_Problem requirements_: Every entry that follows should be repeated exactly; drop the images.

Stored entries
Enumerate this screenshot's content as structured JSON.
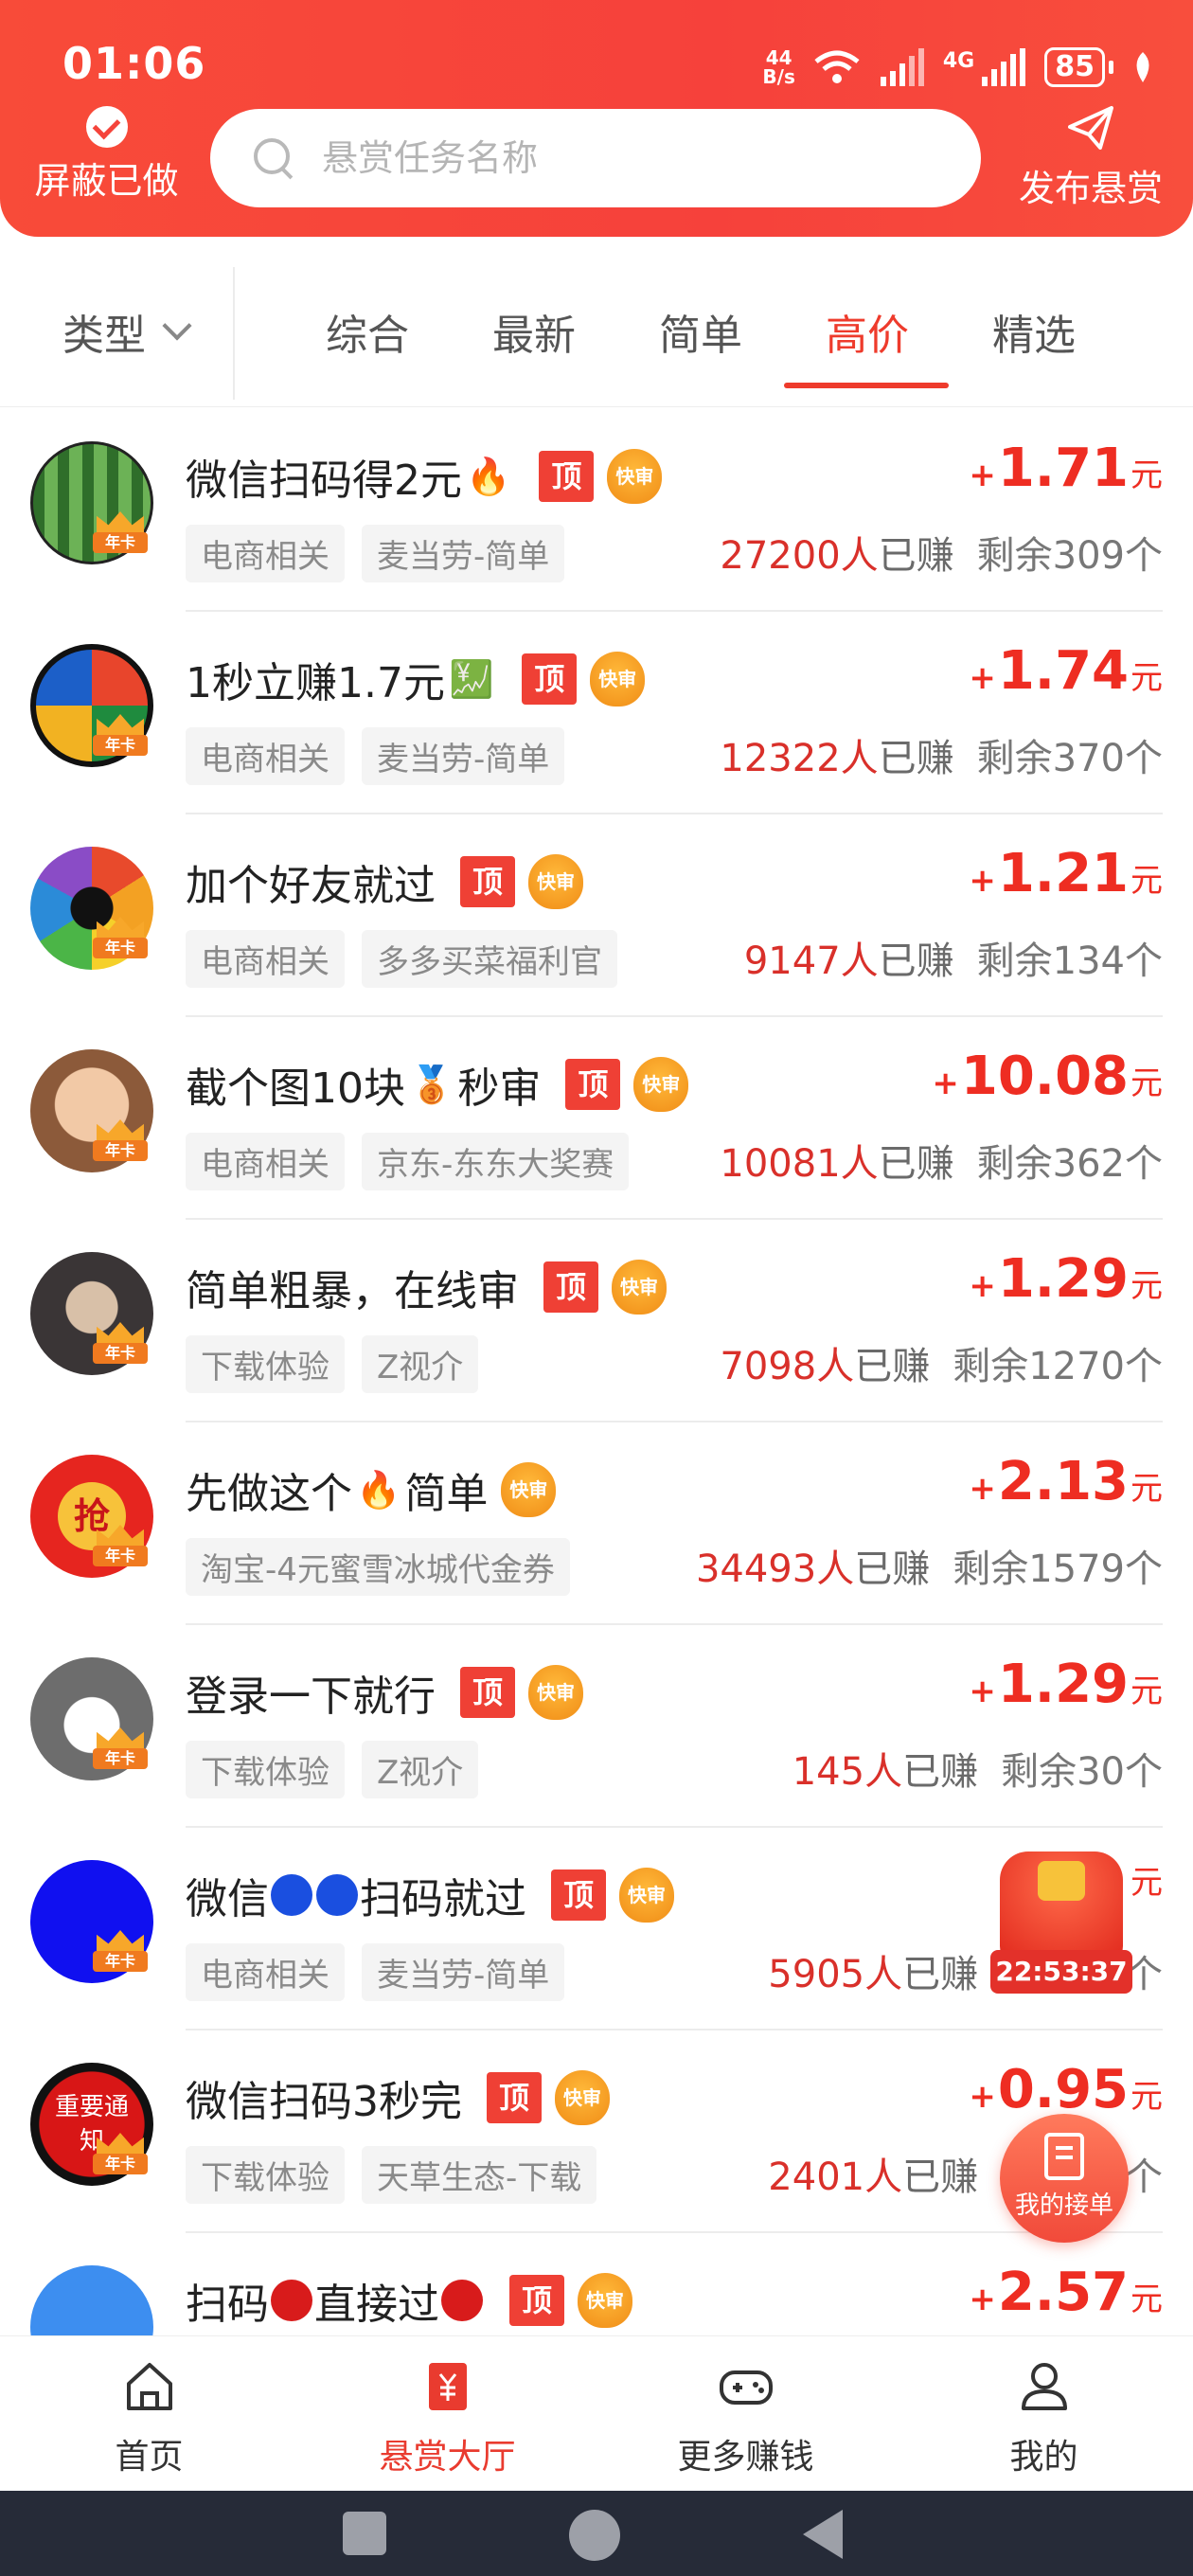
{
  "status_bar": {
    "time": "01:06",
    "net_speed_top": "44",
    "net_speed_bottom": "B/s",
    "network": "4G",
    "battery": "85"
  },
  "header": {
    "hide_done_label": "屏蔽已做",
    "search_placeholder": "悬赏任务名称",
    "publish_label": "发布悬赏"
  },
  "filter": {
    "type_label": "类型",
    "tabs": [
      {
        "label": "综合"
      },
      {
        "label": "最新"
      },
      {
        "label": "简单"
      },
      {
        "label": "高价",
        "active": true
      },
      {
        "label": "精选"
      }
    ]
  },
  "tasks": [
    {
      "title": "微信扫码得2元",
      "title_emoji": "🔥",
      "top": "顶",
      "fast": "快审",
      "tags": [
        "电商相关",
        "麦当劳-简单"
      ],
      "plus": "+",
      "amount": "1.71",
      "unit": "元",
      "earned_num": "27200人",
      "earned_label": "已赚",
      "remaining": "剩余309个",
      "avatar_color": "#3e8a3a"
    },
    {
      "title": "1秒立赚1.7元",
      "title_emoji": "💹",
      "top": "顶",
      "fast": "快审",
      "tags": [
        "电商相关",
        "麦当劳-简单"
      ],
      "plus": "+",
      "amount": "1.74",
      "unit": "元",
      "earned_num": "12322人",
      "earned_label": "已赚",
      "remaining": "剩余370个",
      "avatar_color": "#e84a2c"
    },
    {
      "title": "加个好友就过",
      "title_emoji": "",
      "top": "顶",
      "fast": "快审",
      "tags": [
        "电商相关",
        "多多买菜福利官"
      ],
      "plus": "+",
      "amount": "1.21",
      "unit": "元",
      "earned_num": "9147人",
      "earned_label": "已赚",
      "remaining": "剩余134个",
      "avatar_color": "#f3a123"
    },
    {
      "title": "截个图10块",
      "title_emoji": "🥉",
      "title_suffix": "秒审",
      "top": "顶",
      "fast": "快审",
      "tags": [
        "电商相关",
        "京东-东东大奖赛"
      ],
      "plus": "+",
      "amount": "10.08",
      "unit": "元",
      "earned_num": "10081人",
      "earned_label": "已赚",
      "remaining": "剩余362个",
      "avatar_color": "#e9b48a"
    },
    {
      "title": "简单粗暴，在线审",
      "title_emoji": "",
      "top": "顶",
      "fast": "快审",
      "tags": [
        "下载体验",
        "Z视介"
      ],
      "plus": "+",
      "amount": "1.29",
      "unit": "元",
      "earned_num": "7098人",
      "earned_label": "已赚",
      "remaining": "剩余1270个",
      "avatar_color": "#4b4d55"
    },
    {
      "title": "先做这个",
      "title_emoji": "🔥",
      "title_suffix": "简单",
      "top": "",
      "fast": "快审",
      "tags": [
        "淘宝-4元蜜雪冰城代金券"
      ],
      "plus": "+",
      "amount": "2.13",
      "unit": "元",
      "earned_num": "34493人",
      "earned_label": "已赚",
      "remaining": "剩余1579个",
      "avatar_color": "#e6251f",
      "avatar_text": "抢"
    },
    {
      "title": "登录一下就行",
      "title_emoji": "",
      "top": "顶",
      "fast": "快审",
      "tags": [
        "下载体验",
        "Z视介"
      ],
      "plus": "+",
      "amount": "1.29",
      "unit": "元",
      "earned_num": "145人",
      "earned_label": "已赚",
      "remaining": "剩余30个",
      "avatar_color": "#6d6d6d"
    },
    {
      "title_prefix": "微信",
      "title": "扫码就过",
      "circles": [
        "#1a4fe0",
        "#1a4fe0"
      ],
      "top": "顶",
      "fast": "快审",
      "tags": [
        "电商相关",
        "麦当劳-简单"
      ],
      "plus": "",
      "amount": "",
      "unit": "元",
      "earned_num": "5905人",
      "earned_label": "已赚",
      "remaining": "剩余69个",
      "avatar_color": "#1010f0"
    },
    {
      "title": "微信扫码3秒完",
      "title_emoji": "",
      "top": "顶",
      "fast": "快审",
      "tags": [
        "下载体验",
        "天草生态-下载"
      ],
      "plus": "+",
      "amount": "0.95",
      "unit": "元",
      "earned_num": "2401人",
      "earned_label": "已赚",
      "remaining": "剩余50个",
      "avatar_color": "#d81616",
      "avatar_text": "重要通知"
    },
    {
      "title_prefix": "扫码",
      "title": "直接过",
      "circles": [
        "#d81b1b",
        "#d81b1b"
      ],
      "top": "顶",
      "fast": "快审",
      "tags": [],
      "plus": "+",
      "amount": "2.57",
      "unit": "元",
      "earned_num": "",
      "earned_label": "",
      "remaining": "",
      "avatar_color": "#3d8ef0"
    }
  ],
  "crown_label": "年卡",
  "floating": {
    "redpack_timer": "22:53:37",
    "my_orders_label": "我的接单"
  },
  "bottom_nav": [
    {
      "label": "首页",
      "icon": "home-icon"
    },
    {
      "label": "悬赏大厅",
      "icon": "reward-hall-icon",
      "active": true
    },
    {
      "label": "更多赚钱",
      "icon": "gamepad-icon"
    },
    {
      "label": "我的",
      "icon": "profile-icon"
    }
  ]
}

_Complete response_:
Enumerate this screenshot's content as structured JSON.
{
  "status_bar": {
    "time": "01:06",
    "net_speed_top": "44",
    "net_speed_bottom": "B/s",
    "network": "4G",
    "battery": "85"
  },
  "header": {
    "hide_done_label": "屏蔽已做",
    "search_placeholder": "悬赏任务名称",
    "publish_label": "发布悬赏"
  },
  "filter": {
    "type_label": "类型",
    "tabs": [
      {
        "label": "综合"
      },
      {
        "label": "最新"
      },
      {
        "label": "简单"
      },
      {
        "label": "高价",
        "active": true
      },
      {
        "label": "精选"
      }
    ]
  },
  "tasks": [
    {
      "title": "微信扫码得2元",
      "title_emoji": "🔥",
      "top": "顶",
      "fast": "快审",
      "tags": [
        "电商相关",
        "麦当劳-简单"
      ],
      "plus": "+",
      "amount": "1.71",
      "unit": "元",
      "earned_num": "27200人",
      "earned_label": "已赚",
      "remaining": "剩余309个",
      "avatar_color": "#3e8a3a"
    },
    {
      "title": "1秒立赚1.7元",
      "title_emoji": "💹",
      "top": "顶",
      "fast": "快审",
      "tags": [
        "电商相关",
        "麦当劳-简单"
      ],
      "plus": "+",
      "amount": "1.74",
      "unit": "元",
      "earned_num": "12322人",
      "earned_label": "已赚",
      "remaining": "剩余370个",
      "avatar_color": "#e84a2c"
    },
    {
      "title": "加个好友就过",
      "title_emoji": "",
      "top": "顶",
      "fast": "快审",
      "tags": [
        "电商相关",
        "多多买菜福利官"
      ],
      "plus": "+",
      "amount": "1.21",
      "unit": "元",
      "earned_num": "9147人",
      "earned_label": "已赚",
      "remaining": "剩余134个",
      "avatar_color": "#f3a123"
    },
    {
      "title": "截个图10块",
      "title_emoji": "🥉",
      "title_suffix": "秒审",
      "top": "顶",
      "fast": "快审",
      "tags": [
        "电商相关",
        "京东-东东大奖赛"
      ],
      "plus": "+",
      "amount": "10.08",
      "unit": "元",
      "earned_num": "10081人",
      "earned_label": "已赚",
      "remaining": "剩余362个",
      "avatar_color": "#e9b48a"
    },
    {
      "title": "简单粗暴，在线审",
      "title_emoji": "",
      "top": "顶",
      "fast": "快审",
      "tags": [
        "下载体验",
        "Z视介"
      ],
      "plus": "+",
      "amount": "1.29",
      "unit": "元",
      "earned_num": "7098人",
      "earned_label": "已赚",
      "remaining": "剩余1270个",
      "avatar_color": "#4b4d55"
    },
    {
      "title": "先做这个",
      "title_emoji": "🔥",
      "title_suffix": "简单",
      "top": "",
      "fast": "快审",
      "tags": [
        "淘宝-4元蜜雪冰城代金券"
      ],
      "plus": "+",
      "amount": "2.13",
      "unit": "元",
      "earned_num": "34493人",
      "earned_label": "已赚",
      "remaining": "剩余1579个",
      "avatar_color": "#e6251f",
      "avatar_text": "抢"
    },
    {
      "title": "登录一下就行",
      "title_emoji": "",
      "top": "顶",
      "fast": "快审",
      "tags": [
        "下载体验",
        "Z视介"
      ],
      "plus": "+",
      "amount": "1.29",
      "unit": "元",
      "earned_num": "145人",
      "earned_label": "已赚",
      "remaining": "剩余30个",
      "avatar_color": "#6d6d6d"
    },
    {
      "title_prefix": "微信",
      "title": "扫码就过",
      "circles": [
        "#1a4fe0",
        "#1a4fe0"
      ],
      "top": "顶",
      "fast": "快审",
      "tags": [
        "电商相关",
        "麦当劳-简单"
      ],
      "plus": "",
      "amount": "",
      "unit": "元",
      "earned_num": "5905人",
      "earned_label": "已赚",
      "remaining": "剩余69个",
      "avatar_color": "#1010f0"
    },
    {
      "title": "微信扫码3秒完",
      "title_emoji": "",
      "top": "顶",
      "fast": "快审",
      "tags": [
        "下载体验",
        "天草生态-下载"
      ],
      "plus": "+",
      "amount": "0.95",
      "unit": "元",
      "earned_num": "2401人",
      "earned_label": "已赚",
      "remaining": "剩余50个",
      "avatar_color": "#d81616",
      "avatar_text": "重要通知"
    },
    {
      "title_prefix": "扫码",
      "title": "直接过",
      "circles": [
        "#d81b1b",
        "#d81b1b"
      ],
      "top": "顶",
      "fast": "快审",
      "tags": [],
      "plus": "+",
      "amount": "2.57",
      "unit": "元",
      "earned_num": "",
      "earned_label": "",
      "remaining": "",
      "avatar_color": "#3d8ef0"
    }
  ],
  "crown_label": "年卡",
  "floating": {
    "redpack_timer": "22:53:37",
    "my_orders_label": "我的接单"
  },
  "bottom_nav": [
    {
      "label": "首页",
      "icon": "home-icon"
    },
    {
      "label": "悬赏大厅",
      "icon": "reward-hall-icon",
      "active": true
    },
    {
      "label": "更多赚钱",
      "icon": "gamepad-icon"
    },
    {
      "label": "我的",
      "icon": "profile-icon"
    }
  ]
}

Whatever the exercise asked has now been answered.